**WHAT IS REQUIRED:** From the listing that follows, output everything exactly except the pictures.

**PROVIDED RECORDS:**
'''
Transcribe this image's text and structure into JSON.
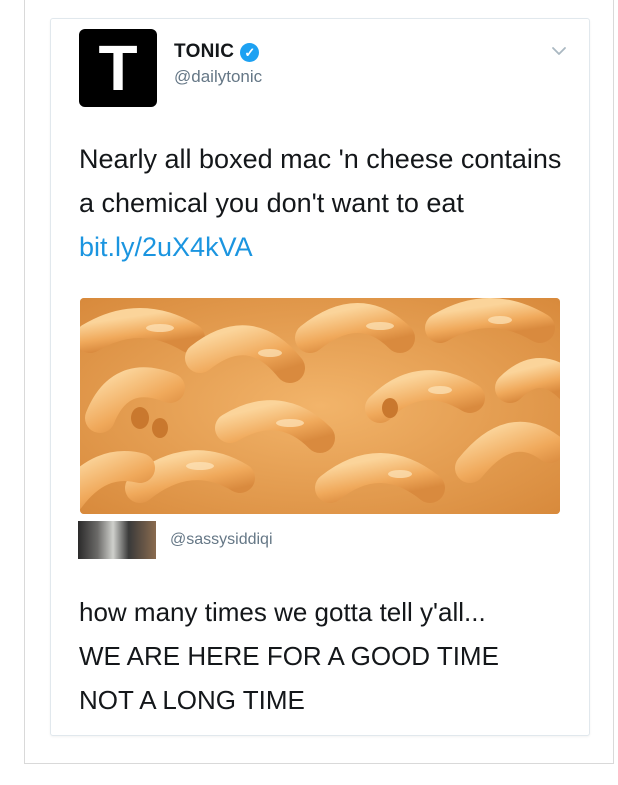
{
  "tweet": {
    "avatar_letter": "T",
    "name": "TONIC",
    "verified_icon": "verified-check-icon",
    "handle": "@dailytonic",
    "text": "Nearly all boxed mac 'n cheese contains a chemical you don't want to eat",
    "link": "bit.ly/2uX4kVA",
    "menu_icon": "chevron-down-icon",
    "media_description_icon": "mac-and-cheese-photo"
  },
  "reply": {
    "handle": "@sassysiddiqi",
    "line1": "how many times we gotta tell y'all...",
    "line2": "WE ARE HERE FOR A GOOD TIME",
    "line3": "NOT A LONG TIME"
  },
  "colors": {
    "link": "#1b95e0",
    "verified": "#1da1f2",
    "handle": "#657786",
    "text": "#14171a"
  }
}
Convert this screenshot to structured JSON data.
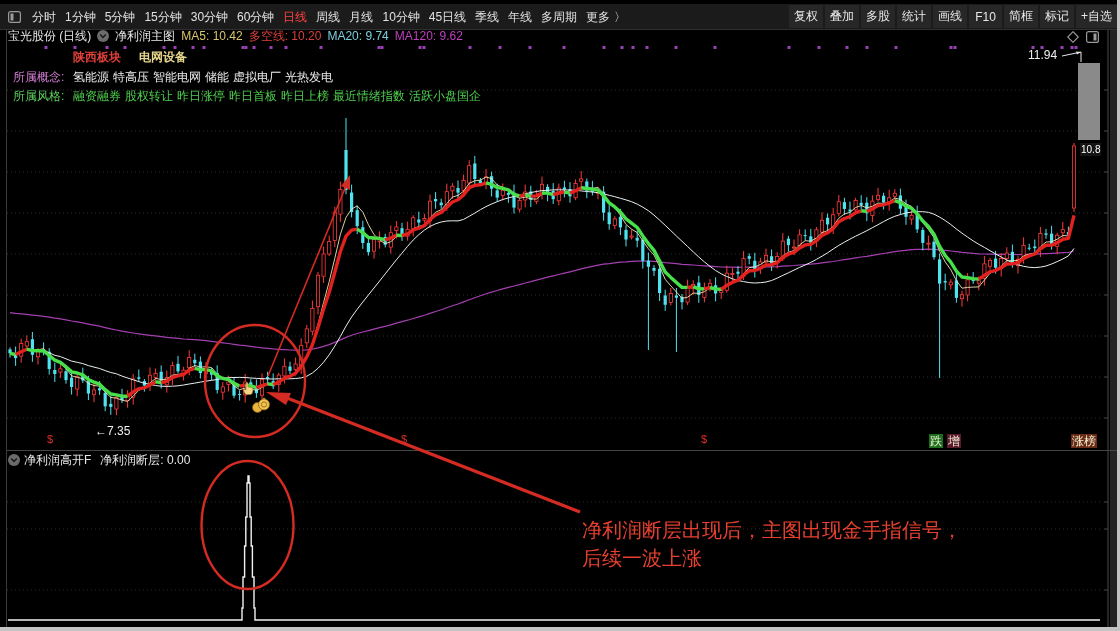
{
  "toolbar": {
    "periods": [
      {
        "label": "分时",
        "selected": false
      },
      {
        "label": "1分钟",
        "selected": false
      },
      {
        "label": "5分钟",
        "selected": false
      },
      {
        "label": "15分钟",
        "selected": false
      },
      {
        "label": "30分钟",
        "selected": false
      },
      {
        "label": "60分钟",
        "selected": false
      },
      {
        "label": "日线",
        "selected": true
      },
      {
        "label": "周线",
        "selected": false
      },
      {
        "label": "月线",
        "selected": false
      },
      {
        "label": "10分钟",
        "selected": false
      },
      {
        "label": "45日线",
        "selected": false
      },
      {
        "label": "季线",
        "selected": false
      },
      {
        "label": "年线",
        "selected": false
      },
      {
        "label": "多周期",
        "selected": false
      },
      {
        "label": "更多 〉",
        "selected": false
      }
    ],
    "buttons": [
      "复权",
      "叠加",
      "多股",
      "统计",
      "画线",
      "F10",
      "简框",
      "标记",
      "+自选"
    ]
  },
  "main_chart": {
    "title": "宝光股份 (日线)",
    "indicator": "净利润主图",
    "readings": [
      {
        "label": "MA5: 10.42",
        "color": "#d9c56b"
      },
      {
        "label": "多空线: 10.20",
        "color": "#d8413b"
      },
      {
        "label": "MA20: 9.74",
        "color": "#7ecfdc"
      },
      {
        "label": "MA120: 9.62",
        "color": "#c23fc2"
      }
    ],
    "sectors": [
      {
        "label": "陕西板块",
        "color": "#e0403a"
      },
      {
        "label": "电网设备",
        "color": "#e6d58c"
      }
    ],
    "concepts": {
      "label": "所属概念:",
      "items": [
        "氢能源",
        "特高压",
        "智能电网",
        "储能",
        "虚拟电厂",
        "光热发电"
      ]
    },
    "styles": {
      "label": "所属风格:",
      "items": [
        "融资融券",
        "股权转让",
        "昨日涨停",
        "昨日首板",
        "昨日上榜",
        "最近情绪指数",
        "活跃小盘国企"
      ]
    },
    "high_label": "11.94",
    "low_label": "←7.35",
    "price_tag": "10.8",
    "signal_marks": [
      "$",
      "$",
      "$"
    ],
    "event_badges": [
      {
        "text": "跌",
        "color": "#1b6e1b"
      },
      {
        "text": "增",
        "color": "#5a1a2a"
      },
      {
        "text": "涨榜",
        "color": "#6a2a14"
      }
    ]
  },
  "sub_chart": {
    "indicator": "净利润高开F",
    "reading": "净利润断层: 0.00"
  },
  "annotation": [
    "净利润断层出现后，主图出现金手指信号，",
    "后续一波上涨"
  ]
}
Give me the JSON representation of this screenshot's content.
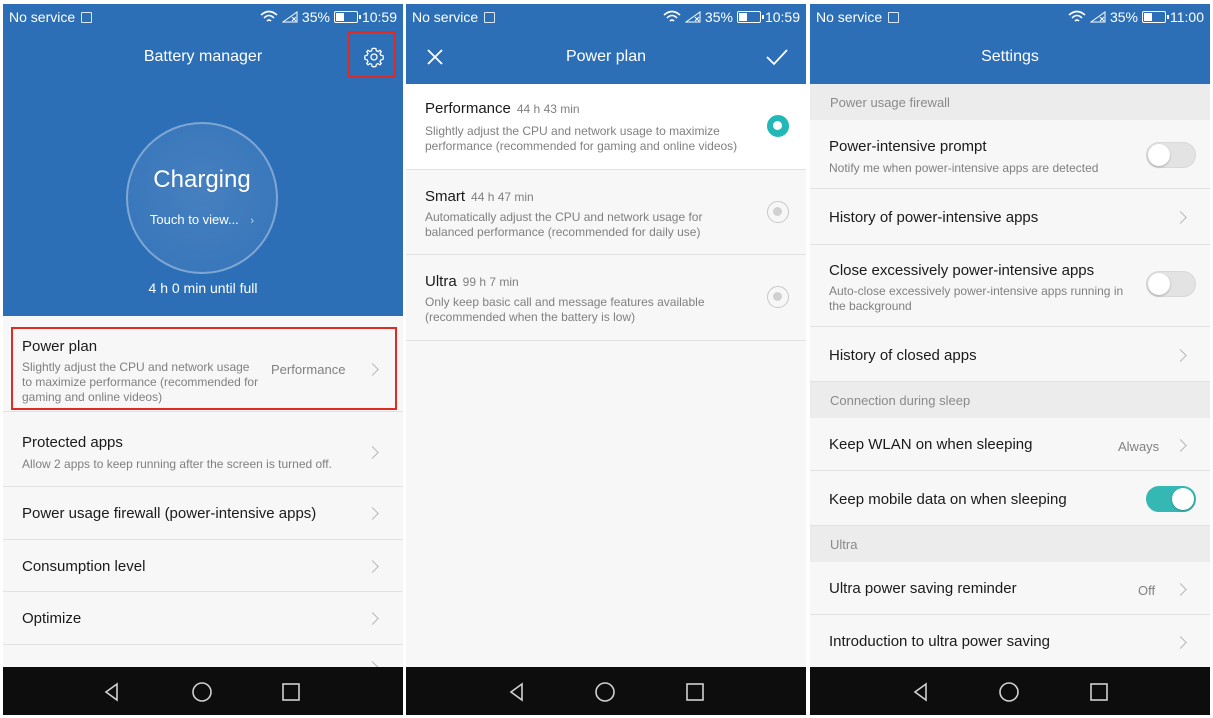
{
  "status": {
    "carrier": "No service",
    "battery_pct": "35%",
    "battery_level": 0.35,
    "times": [
      "10:59",
      "10:59",
      "11:00"
    ]
  },
  "colors": {
    "appbar": "#2d6fb7",
    "accent": "#22b8b8",
    "highlight": "#e02b24"
  },
  "battery_manager": {
    "title": "Battery manager",
    "settings_icon": "gear-icon",
    "charging": "Charging",
    "touch_to_view": "Touch to view...",
    "until_full": "4 h 0 min until full",
    "items": [
      {
        "title": "Power plan",
        "desc": "Slightly adjust the CPU and network usage to maximize performance (recommended for gaming and online videos)",
        "value": "Performance"
      },
      {
        "title": "Protected apps",
        "desc": "Allow 2 apps to keep running after the screen is turned off."
      },
      {
        "title": "Power usage firewall (power-intensive apps)"
      },
      {
        "title": "Consumption level"
      },
      {
        "title": "Optimize"
      }
    ]
  },
  "power_plan": {
    "title": "Power plan",
    "close_icon": "close-icon",
    "confirm_icon": "checkmark-icon",
    "plans": [
      {
        "name": "Performance",
        "time": "44 h 43 min",
        "desc": "Slightly adjust the CPU and network usage to maximize performance (recommended for gaming and online videos)",
        "selected": true
      },
      {
        "name": "Smart",
        "time": "44 h 47 min",
        "desc": "Automatically adjust the CPU and network usage for balanced performance (recommended for daily use)",
        "selected": false
      },
      {
        "name": "Ultra",
        "time": "99 h 7 min",
        "desc": "Only keep basic call and message features available (recommended when the battery is low)",
        "selected": false
      }
    ]
  },
  "settings": {
    "title": "Settings",
    "section_firewall": "Power usage firewall",
    "power_intensive_prompt": {
      "title": "Power-intensive prompt",
      "desc": "Notify me when power-intensive apps are detected",
      "on": false
    },
    "history_power_intensive": "History of power-intensive apps",
    "close_excessive": {
      "title": "Close excessively power-intensive apps",
      "desc": "Auto-close excessively power-intensive apps running in the background",
      "on": false
    },
    "history_closed": "History of closed apps",
    "section_sleep": "Connection during sleep",
    "keep_wlan": {
      "title": "Keep WLAN on when sleeping",
      "value": "Always"
    },
    "keep_mobile_data": {
      "title": "Keep mobile data on when sleeping",
      "on": true
    },
    "section_ultra": "Ultra",
    "ultra_reminder": {
      "title": "Ultra power saving reminder",
      "value": "Off"
    },
    "intro_ultra": "Introduction to ultra power saving"
  },
  "navbar": {
    "back_icon": "back-triangle-icon",
    "home_icon": "home-circle-icon",
    "recents_icon": "recents-square-icon"
  }
}
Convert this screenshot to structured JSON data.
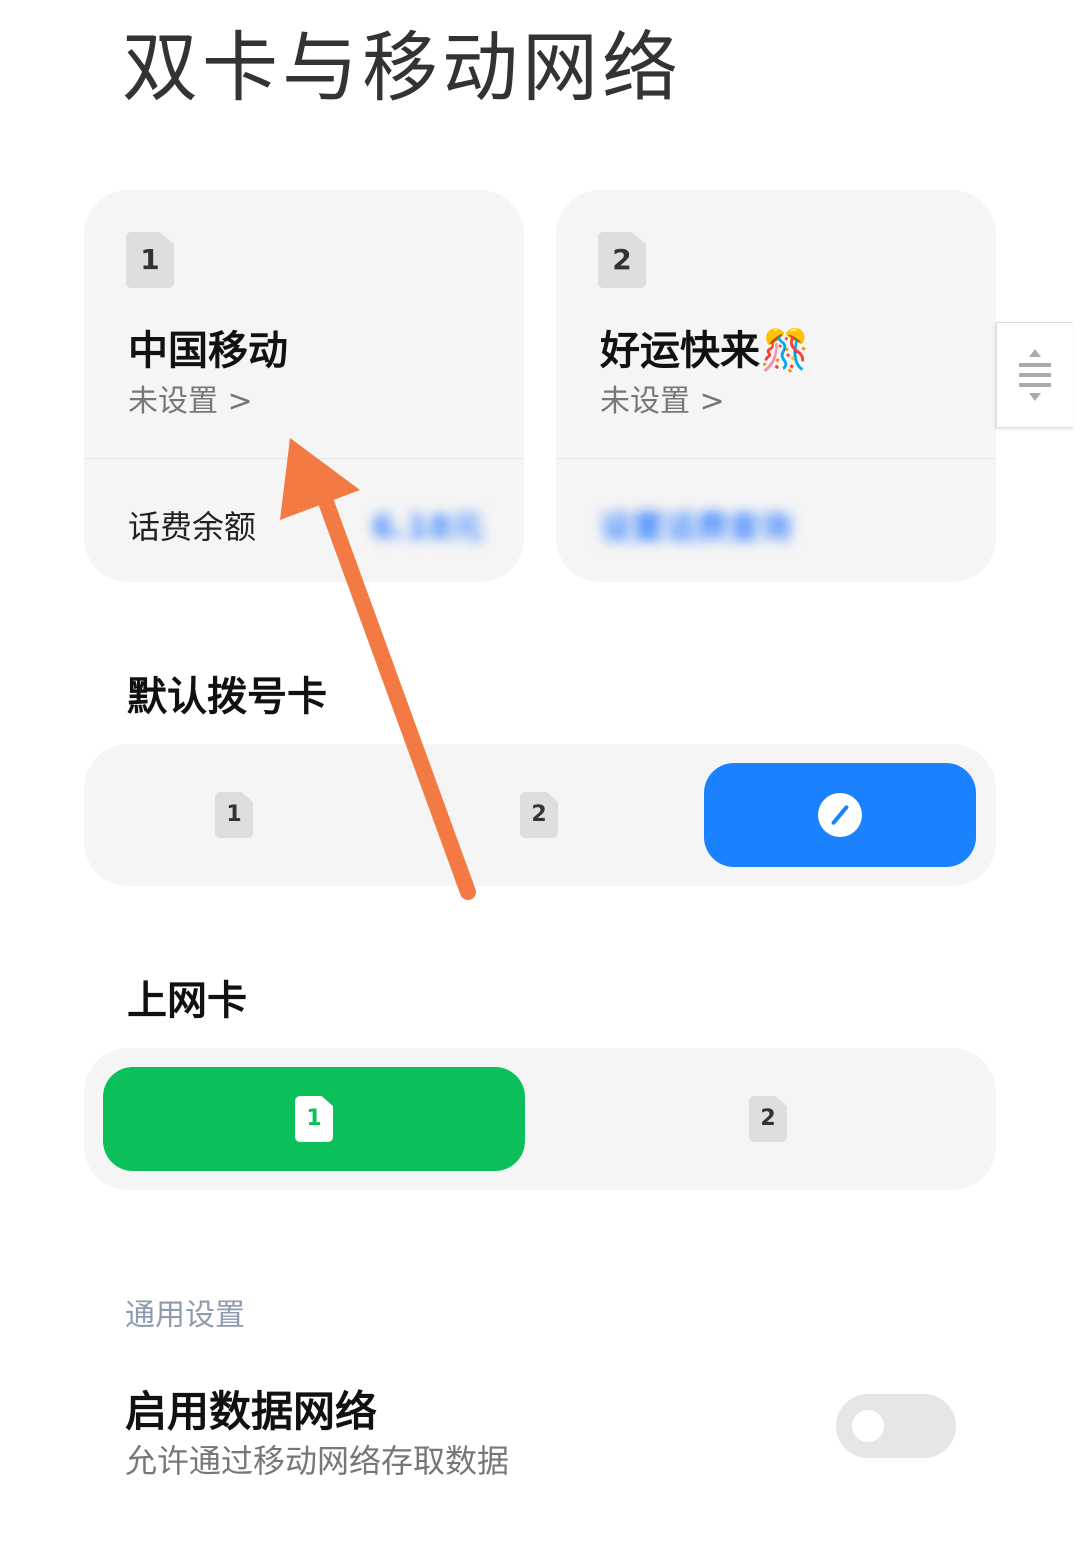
{
  "page": {
    "title": "双卡与移动网络"
  },
  "sim_cards": [
    {
      "slot": "1",
      "carrier": "中国移动",
      "status": "未设置 >",
      "balance_label": "话费余额",
      "balance_value": "6.18元"
    },
    {
      "slot": "2",
      "carrier": "好运快来🎊",
      "status": "未设置 >",
      "balance_value": "设置话费查询"
    }
  ],
  "default_dial": {
    "label": "默认拨号卡",
    "options": [
      "1",
      "2"
    ],
    "selected": "edit",
    "selected_color": "#1A82FF"
  },
  "data_card": {
    "label": "上网卡",
    "options": [
      "1",
      "2"
    ],
    "selected": "1",
    "selected_color": "#0BBF5A"
  },
  "general": {
    "header": "通用设置",
    "enable_data_title": "启用数据网络",
    "enable_data_desc": "允许通过移动网络存取数据",
    "enable_data_on": false
  },
  "annotation": {
    "arrow_color": "#F47A44"
  }
}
'''
**EXERCISE OUTPUT:**
Transcribe this image's text and structure into JSON.
{
  "tweet": {
    "avatar_letter": "T",
    "name": "TONIC",
    "verified_icon": "verified-check-icon",
    "handle": "@dailytonic",
    "text": "Nearly all boxed mac 'n cheese contains a chemical you don't want to eat",
    "link": "bit.ly/2uX4kVA",
    "menu_icon": "chevron-down-icon",
    "media_description_icon": "mac-and-cheese-photo"
  },
  "reply": {
    "handle": "@sassysiddiqi",
    "line1": "how many times we gotta tell y'all...",
    "line2": "WE ARE HERE FOR A GOOD TIME",
    "line3": "NOT A LONG TIME"
  },
  "colors": {
    "link": "#1b95e0",
    "verified": "#1da1f2",
    "handle": "#657786",
    "text": "#14171a"
  }
}
Convert this screenshot to structured JSON data.
{
  "toolbar": {
    "periods": [
      {
        "label": "分时",
        "selected": false
      },
      {
        "label": "1分钟",
        "selected": false
      },
      {
        "label": "5分钟",
        "selected": false
      },
      {
        "label": "15分钟",
        "selected": false
      },
      {
        "label": "30分钟",
        "selected": false
      },
      {
        "label": "60分钟",
        "selected": false
      },
      {
        "label": "日线",
        "selected": true
      },
      {
        "label": "周线",
        "selected": false
      },
      {
        "label": "月线",
        "selected": false
      },
      {
        "label": "10分钟",
        "selected": false
      },
      {
        "label": "45日线",
        "selected": false
      },
      {
        "label": "季线",
        "selected": false
      },
      {
        "label": "年线",
        "selected": false
      },
      {
        "label": "多周期",
        "selected": false
      },
      {
        "label": "更多 〉",
        "selected": false
      }
    ],
    "buttons": [
      "复权",
      "叠加",
      "多股",
      "统计",
      "画线",
      "F10",
      "简框",
      "标记",
      "+自选"
    ]
  },
  "main_chart": {
    "title": "宝光股份 (日线)",
    "indicator": "净利润主图",
    "readings": [
      {
        "label": "MA5: 10.42",
        "color": "#d9c56b"
      },
      {
        "label": "多空线: 10.20",
        "color": "#d8413b"
      },
      {
        "label": "MA20: 9.74",
        "color": "#7ecfdc"
      },
      {
        "label": "MA120: 9.62",
        "color": "#c23fc2"
      }
    ],
    "sectors": [
      {
        "label": "陕西板块",
        "color": "#e0403a"
      },
      {
        "label": "电网设备",
        "color": "#e6d58c"
      }
    ],
    "concepts": {
      "label": "所属概念:",
      "items": [
        "氢能源",
        "特高压",
        "智能电网",
        "储能",
        "虚拟电厂",
        "光热发电"
      ]
    },
    "styles": {
      "label": "所属风格:",
      "items": [
        "融资融券",
        "股权转让",
        "昨日涨停",
        "昨日首板",
        "昨日上榜",
        "最近情绪指数",
        "活跃小盘国企"
      ]
    },
    "high_label": "11.94",
    "low_label": "←7.35",
    "price_tag": "10.8",
    "signal_marks": [
      "$",
      "$",
      "$"
    ],
    "event_badges": [
      {
        "text": "跌",
        "color": "#1b6e1b"
      },
      {
        "text": "增",
        "color": "#5a1a2a"
      },
      {
        "text": "涨榜",
        "color": "#6a2a14"
      }
    ]
  },
  "sub_chart": {
    "indicator": "净利润高开F",
    "reading": "净利润断层: 0.00"
  },
  "annotation": [
    "净利润断层出现后，主图出现金手指信号，",
    "后续一波上涨"
  ]
}
Give me the JSON representation of this screenshot's content.
{
  "status": {
    "carrier": "No service",
    "battery_pct": "35%",
    "battery_level": 0.35,
    "times": [
      "10:59",
      "10:59",
      "11:00"
    ]
  },
  "colors": {
    "appbar": "#2d6fb7",
    "accent": "#22b8b8",
    "highlight": "#e02b24"
  },
  "battery_manager": {
    "title": "Battery manager",
    "settings_icon": "gear-icon",
    "charging": "Charging",
    "touch_to_view": "Touch to view...",
    "until_full": "4 h 0 min until full",
    "items": [
      {
        "title": "Power plan",
        "desc": "Slightly adjust the CPU and network usage to maximize performance (recommended for gaming and online videos)",
        "value": "Performance"
      },
      {
        "title": "Protected apps",
        "desc": "Allow 2 apps to keep running after the screen is turned off."
      },
      {
        "title": "Power usage firewall (power-intensive apps)"
      },
      {
        "title": "Consumption level"
      },
      {
        "title": "Optimize"
      }
    ]
  },
  "power_plan": {
    "title": "Power plan",
    "close_icon": "close-icon",
    "confirm_icon": "checkmark-icon",
    "plans": [
      {
        "name": "Performance",
        "time": "44 h 43 min",
        "desc": "Slightly adjust the CPU and network usage to maximize performance (recommended for gaming and online videos)",
        "selected": true
      },
      {
        "name": "Smart",
        "time": "44 h 47 min",
        "desc": "Automatically adjust the CPU and network usage for balanced performance (recommended for daily use)",
        "selected": false
      },
      {
        "name": "Ultra",
        "time": "99 h 7 min",
        "desc": "Only keep basic call and message features available (recommended when the battery is low)",
        "selected": false
      }
    ]
  },
  "settings": {
    "title": "Settings",
    "section_firewall": "Power usage firewall",
    "power_intensive_prompt": {
      "title": "Power-intensive prompt",
      "desc": "Notify me when power-intensive apps are detected",
      "on": false
    },
    "history_power_intensive": "History of power-intensive apps",
    "close_excessive": {
      "title": "Close excessively power-intensive apps",
      "desc": "Auto-close excessively power-intensive apps running in the background",
      "on": false
    },
    "history_closed": "History of closed apps",
    "section_sleep": "Connection during sleep",
    "keep_wlan": {
      "title": "Keep WLAN on when sleeping",
      "value": "Always"
    },
    "keep_mobile_data": {
      "title": "Keep mobile data on when sleeping",
      "on": true
    },
    "section_ultra": "Ultra",
    "ultra_reminder": {
      "title": "Ultra power saving reminder",
      "value": "Off"
    },
    "intro_ultra": "Introduction to ultra power saving"
  },
  "navbar": {
    "back_icon": "back-triangle-icon",
    "home_icon": "home-circle-icon",
    "recents_icon": "recents-square-icon"
  }
}
Convert this screenshot to structured JSON data.
{
  "page": {
    "title": "双卡与移动网络"
  },
  "sim_cards": [
    {
      "slot": "1",
      "carrier": "中国移动",
      "status": "未设置 >",
      "balance_label": "话费余额",
      "balance_value": "6.18元"
    },
    {
      "slot": "2",
      "carrier": "好运快来🎊",
      "status": "未设置 >",
      "balance_value": "设置话费查询"
    }
  ],
  "default_dial": {
    "label": "默认拨号卡",
    "options": [
      "1",
      "2"
    ],
    "selected": "edit",
    "selected_color": "#1A82FF"
  },
  "data_card": {
    "label": "上网卡",
    "options": [
      "1",
      "2"
    ],
    "selected": "1",
    "selected_color": "#0BBF5A"
  },
  "general": {
    "header": "通用设置",
    "enable_data_title": "启用数据网络",
    "enable_data_desc": "允许通过移动网络存取数据",
    "enable_data_on": false
  },
  "annotation": {
    "arrow_color": "#F47A44"
  }
}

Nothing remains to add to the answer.